What to do → Repeat all of the data precisely.

═════ Records for the exercise

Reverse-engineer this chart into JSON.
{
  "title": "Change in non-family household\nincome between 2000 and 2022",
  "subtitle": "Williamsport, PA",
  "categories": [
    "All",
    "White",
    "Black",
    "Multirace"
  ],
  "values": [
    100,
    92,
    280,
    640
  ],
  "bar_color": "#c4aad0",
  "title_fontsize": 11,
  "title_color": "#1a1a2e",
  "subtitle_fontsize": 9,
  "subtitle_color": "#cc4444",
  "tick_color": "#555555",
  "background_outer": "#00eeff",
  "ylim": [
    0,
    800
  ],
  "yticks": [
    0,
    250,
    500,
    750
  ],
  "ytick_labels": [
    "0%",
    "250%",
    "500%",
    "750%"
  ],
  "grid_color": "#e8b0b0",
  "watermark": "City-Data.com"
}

══════════

Output below →
Reverse-engineer this chart into JSON.
{
  "title": "Change in non-family household\nincome between 2000 and 2022",
  "subtitle": "Williamsport, PA",
  "categories": [
    "All",
    "White",
    "Black",
    "Multirace"
  ],
  "values": [
    100,
    92,
    280,
    640
  ],
  "bar_color": "#c4aad0",
  "title_fontsize": 11,
  "title_color": "#1a1a2e",
  "subtitle_fontsize": 9,
  "subtitle_color": "#cc4444",
  "tick_color": "#555555",
  "background_outer": "#00eeff",
  "ylim": [
    0,
    800
  ],
  "yticks": [
    0,
    250,
    500,
    750
  ],
  "ytick_labels": [
    "0%",
    "250%",
    "500%",
    "750%"
  ],
  "grid_color": "#e8b0b0",
  "watermark": "City-Data.com"
}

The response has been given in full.